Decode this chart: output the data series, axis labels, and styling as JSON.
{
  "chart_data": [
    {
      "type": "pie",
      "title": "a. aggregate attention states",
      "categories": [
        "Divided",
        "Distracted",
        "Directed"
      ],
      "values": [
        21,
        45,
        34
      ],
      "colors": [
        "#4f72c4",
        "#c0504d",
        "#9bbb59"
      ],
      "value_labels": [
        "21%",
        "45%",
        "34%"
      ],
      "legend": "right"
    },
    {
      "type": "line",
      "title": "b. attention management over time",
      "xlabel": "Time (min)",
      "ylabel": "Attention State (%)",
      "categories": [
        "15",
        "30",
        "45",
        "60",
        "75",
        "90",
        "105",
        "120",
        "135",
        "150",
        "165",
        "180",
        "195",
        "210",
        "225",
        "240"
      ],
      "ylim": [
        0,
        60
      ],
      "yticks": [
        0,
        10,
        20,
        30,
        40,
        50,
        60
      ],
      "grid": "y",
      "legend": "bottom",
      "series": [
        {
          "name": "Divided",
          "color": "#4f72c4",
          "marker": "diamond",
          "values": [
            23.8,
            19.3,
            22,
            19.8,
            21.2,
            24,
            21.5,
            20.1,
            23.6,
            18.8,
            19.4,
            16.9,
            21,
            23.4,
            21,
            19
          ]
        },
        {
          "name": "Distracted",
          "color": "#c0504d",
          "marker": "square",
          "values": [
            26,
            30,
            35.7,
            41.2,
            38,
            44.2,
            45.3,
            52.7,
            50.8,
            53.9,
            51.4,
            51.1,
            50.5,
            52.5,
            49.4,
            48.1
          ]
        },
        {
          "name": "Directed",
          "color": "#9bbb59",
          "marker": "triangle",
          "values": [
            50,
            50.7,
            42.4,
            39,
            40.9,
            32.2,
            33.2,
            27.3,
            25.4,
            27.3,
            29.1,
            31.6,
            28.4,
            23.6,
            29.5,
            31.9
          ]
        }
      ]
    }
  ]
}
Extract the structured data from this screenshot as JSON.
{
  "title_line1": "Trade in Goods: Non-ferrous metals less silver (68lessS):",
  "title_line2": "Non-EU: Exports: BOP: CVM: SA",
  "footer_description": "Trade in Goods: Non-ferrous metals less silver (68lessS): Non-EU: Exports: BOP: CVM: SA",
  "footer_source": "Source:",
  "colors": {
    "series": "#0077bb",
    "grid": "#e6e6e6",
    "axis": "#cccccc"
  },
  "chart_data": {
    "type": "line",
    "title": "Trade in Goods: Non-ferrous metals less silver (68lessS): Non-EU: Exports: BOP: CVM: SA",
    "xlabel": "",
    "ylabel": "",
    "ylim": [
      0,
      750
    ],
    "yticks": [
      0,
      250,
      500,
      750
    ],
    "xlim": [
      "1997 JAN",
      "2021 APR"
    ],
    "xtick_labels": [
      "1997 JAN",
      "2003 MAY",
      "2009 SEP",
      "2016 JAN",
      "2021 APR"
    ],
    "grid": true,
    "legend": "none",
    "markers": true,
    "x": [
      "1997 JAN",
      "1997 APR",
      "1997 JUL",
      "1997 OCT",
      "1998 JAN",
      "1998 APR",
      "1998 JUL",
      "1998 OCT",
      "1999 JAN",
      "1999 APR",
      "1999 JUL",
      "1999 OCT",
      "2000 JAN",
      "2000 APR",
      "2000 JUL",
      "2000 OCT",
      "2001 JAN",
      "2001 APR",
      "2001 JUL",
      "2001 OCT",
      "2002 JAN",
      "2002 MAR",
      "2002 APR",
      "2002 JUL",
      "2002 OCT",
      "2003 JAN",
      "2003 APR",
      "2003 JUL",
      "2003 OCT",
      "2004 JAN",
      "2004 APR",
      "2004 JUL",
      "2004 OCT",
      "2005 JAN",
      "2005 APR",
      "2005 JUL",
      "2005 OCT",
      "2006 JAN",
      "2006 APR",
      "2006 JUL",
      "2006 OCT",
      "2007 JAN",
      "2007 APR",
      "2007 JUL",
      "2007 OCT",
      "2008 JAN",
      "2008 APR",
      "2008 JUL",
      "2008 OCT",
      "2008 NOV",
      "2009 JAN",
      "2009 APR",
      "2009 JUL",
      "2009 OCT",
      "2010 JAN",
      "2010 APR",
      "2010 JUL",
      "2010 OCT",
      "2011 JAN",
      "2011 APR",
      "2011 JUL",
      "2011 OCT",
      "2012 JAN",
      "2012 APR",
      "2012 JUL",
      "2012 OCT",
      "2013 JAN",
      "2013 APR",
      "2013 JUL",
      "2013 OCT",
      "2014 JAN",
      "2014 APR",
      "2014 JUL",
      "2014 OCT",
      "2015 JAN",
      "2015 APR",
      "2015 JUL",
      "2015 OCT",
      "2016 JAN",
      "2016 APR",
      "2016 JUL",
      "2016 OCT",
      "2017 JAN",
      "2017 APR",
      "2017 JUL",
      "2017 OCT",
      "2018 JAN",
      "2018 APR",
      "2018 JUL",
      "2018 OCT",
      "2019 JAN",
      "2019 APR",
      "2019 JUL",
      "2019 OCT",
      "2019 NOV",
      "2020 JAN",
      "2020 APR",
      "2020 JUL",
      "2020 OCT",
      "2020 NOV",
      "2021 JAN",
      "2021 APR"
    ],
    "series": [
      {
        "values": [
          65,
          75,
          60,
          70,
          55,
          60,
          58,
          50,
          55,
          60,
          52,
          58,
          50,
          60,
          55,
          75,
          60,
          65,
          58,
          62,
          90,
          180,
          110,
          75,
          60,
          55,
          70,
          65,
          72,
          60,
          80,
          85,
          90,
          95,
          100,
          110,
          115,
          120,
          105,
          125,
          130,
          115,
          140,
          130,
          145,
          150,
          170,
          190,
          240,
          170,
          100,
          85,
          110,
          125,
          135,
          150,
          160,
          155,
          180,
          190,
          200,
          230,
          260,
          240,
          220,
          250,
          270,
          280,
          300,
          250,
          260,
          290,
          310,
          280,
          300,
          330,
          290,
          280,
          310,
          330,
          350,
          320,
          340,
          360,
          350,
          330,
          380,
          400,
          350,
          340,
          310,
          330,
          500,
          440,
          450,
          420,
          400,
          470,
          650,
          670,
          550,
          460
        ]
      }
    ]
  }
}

_Aim of the exercise:_ Copy out each line exactly.

_Solution to the exercise:_
Decode this chart: output the data series, axis labels, and styling as JSON.
{
  "chart_data": [
    {
      "type": "pie",
      "title": "a. aggregate attention states",
      "categories": [
        "Divided",
        "Distracted",
        "Directed"
      ],
      "values": [
        21,
        45,
        34
      ],
      "colors": [
        "#4f72c4",
        "#c0504d",
        "#9bbb59"
      ],
      "value_labels": [
        "21%",
        "45%",
        "34%"
      ],
      "legend": "right"
    },
    {
      "type": "line",
      "title": "b. attention management over time",
      "xlabel": "Time (min)",
      "ylabel": "Attention State (%)",
      "categories": [
        "15",
        "30",
        "45",
        "60",
        "75",
        "90",
        "105",
        "120",
        "135",
        "150",
        "165",
        "180",
        "195",
        "210",
        "225",
        "240"
      ],
      "ylim": [
        0,
        60
      ],
      "yticks": [
        0,
        10,
        20,
        30,
        40,
        50,
        60
      ],
      "grid": "y",
      "legend": "bottom",
      "series": [
        {
          "name": "Divided",
          "color": "#4f72c4",
          "marker": "diamond",
          "values": [
            23.8,
            19.3,
            22,
            19.8,
            21.2,
            24,
            21.5,
            20.1,
            23.6,
            18.8,
            19.4,
            16.9,
            21,
            23.4,
            21,
            19
          ]
        },
        {
          "name": "Distracted",
          "color": "#c0504d",
          "marker": "square",
          "values": [
            26,
            30,
            35.7,
            41.2,
            38,
            44.2,
            45.3,
            52.7,
            50.8,
            53.9,
            51.4,
            51.1,
            50.5,
            52.5,
            49.4,
            48.1
          ]
        },
        {
          "name": "Directed",
          "color": "#9bbb59",
          "marker": "triangle",
          "values": [
            50,
            50.7,
            42.4,
            39,
            40.9,
            32.2,
            33.2,
            27.3,
            25.4,
            27.3,
            29.1,
            31.6,
            28.4,
            23.6,
            29.5,
            31.9
          ]
        }
      ]
    }
  ]
}
Extract the structured data from this screenshot as JSON.
{
  "title_line1": "Trade in Goods: Non-ferrous metals less silver (68lessS):",
  "title_line2": "Non-EU: Exports: BOP: CVM: SA",
  "footer_description": "Trade in Goods: Non-ferrous metals less silver (68lessS): Non-EU: Exports: BOP: CVM: SA",
  "footer_source": "Source:",
  "colors": {
    "series": "#0077bb",
    "grid": "#e6e6e6",
    "axis": "#cccccc"
  },
  "chart_data": {
    "type": "line",
    "title": "Trade in Goods: Non-ferrous metals less silver (68lessS): Non-EU: Exports: BOP: CVM: SA",
    "xlabel": "",
    "ylabel": "",
    "ylim": [
      0,
      750
    ],
    "yticks": [
      0,
      250,
      500,
      750
    ],
    "xlim": [
      "1997 JAN",
      "2021 APR"
    ],
    "xtick_labels": [
      "1997 JAN",
      "2003 MAY",
      "2009 SEP",
      "2016 JAN",
      "2021 APR"
    ],
    "grid": true,
    "legend": "none",
    "markers": true,
    "x": [
      "1997 JAN",
      "1997 APR",
      "1997 JUL",
      "1997 OCT",
      "1998 JAN",
      "1998 APR",
      "1998 JUL",
      "1998 OCT",
      "1999 JAN",
      "1999 APR",
      "1999 JUL",
      "1999 OCT",
      "2000 JAN",
      "2000 APR",
      "2000 JUL",
      "2000 OCT",
      "2001 JAN",
      "2001 APR",
      "2001 JUL",
      "2001 OCT",
      "2002 JAN",
      "2002 MAR",
      "2002 APR",
      "2002 JUL",
      "2002 OCT",
      "2003 JAN",
      "2003 APR",
      "2003 JUL",
      "2003 OCT",
      "2004 JAN",
      "2004 APR",
      "2004 JUL",
      "2004 OCT",
      "2005 JAN",
      "2005 APR",
      "2005 JUL",
      "2005 OCT",
      "2006 JAN",
      "2006 APR",
      "2006 JUL",
      "2006 OCT",
      "2007 JAN",
      "2007 APR",
      "2007 JUL",
      "2007 OCT",
      "2008 JAN",
      "2008 APR",
      "2008 JUL",
      "2008 OCT",
      "2008 NOV",
      "2009 JAN",
      "2009 APR",
      "2009 JUL",
      "2009 OCT",
      "2010 JAN",
      "2010 APR",
      "2010 JUL",
      "2010 OCT",
      "2011 JAN",
      "2011 APR",
      "2011 JUL",
      "2011 OCT",
      "2012 JAN",
      "2012 APR",
      "2012 JUL",
      "2012 OCT",
      "2013 JAN",
      "2013 APR",
      "2013 JUL",
      "2013 OCT",
      "2014 JAN",
      "2014 APR",
      "2014 JUL",
      "2014 OCT",
      "2015 JAN",
      "2015 APR",
      "2015 JUL",
      "2015 OCT",
      "2016 JAN",
      "2016 APR",
      "2016 JUL",
      "2016 OCT",
      "2017 JAN",
      "2017 APR",
      "2017 JUL",
      "2017 OCT",
      "2018 JAN",
      "2018 APR",
      "2018 JUL",
      "2018 OCT",
      "2019 JAN",
      "2019 APR",
      "2019 JUL",
      "2019 OCT",
      "2019 NOV",
      "2020 JAN",
      "2020 APR",
      "2020 JUL",
      "2020 OCT",
      "2020 NOV",
      "2021 JAN",
      "2021 APR"
    ],
    "series": [
      {
        "values": [
          65,
          75,
          60,
          70,
          55,
          60,
          58,
          50,
          55,
          60,
          52,
          58,
          50,
          60,
          55,
          75,
          60,
          65,
          58,
          62,
          90,
          180,
          110,
          75,
          60,
          55,
          70,
          65,
          72,
          60,
          80,
          85,
          90,
          95,
          100,
          110,
          115,
          120,
          105,
          125,
          130,
          115,
          140,
          130,
          145,
          150,
          170,
          190,
          240,
          170,
          100,
          85,
          110,
          125,
          135,
          150,
          160,
          155,
          180,
          190,
          200,
          230,
          260,
          240,
          220,
          250,
          270,
          280,
          300,
          250,
          260,
          290,
          310,
          280,
          300,
          330,
          290,
          280,
          310,
          330,
          350,
          320,
          340,
          360,
          350,
          330,
          380,
          400,
          350,
          340,
          310,
          330,
          500,
          440,
          450,
          420,
          400,
          470,
          650,
          670,
          550,
          460
        ]
      }
    ]
  }
}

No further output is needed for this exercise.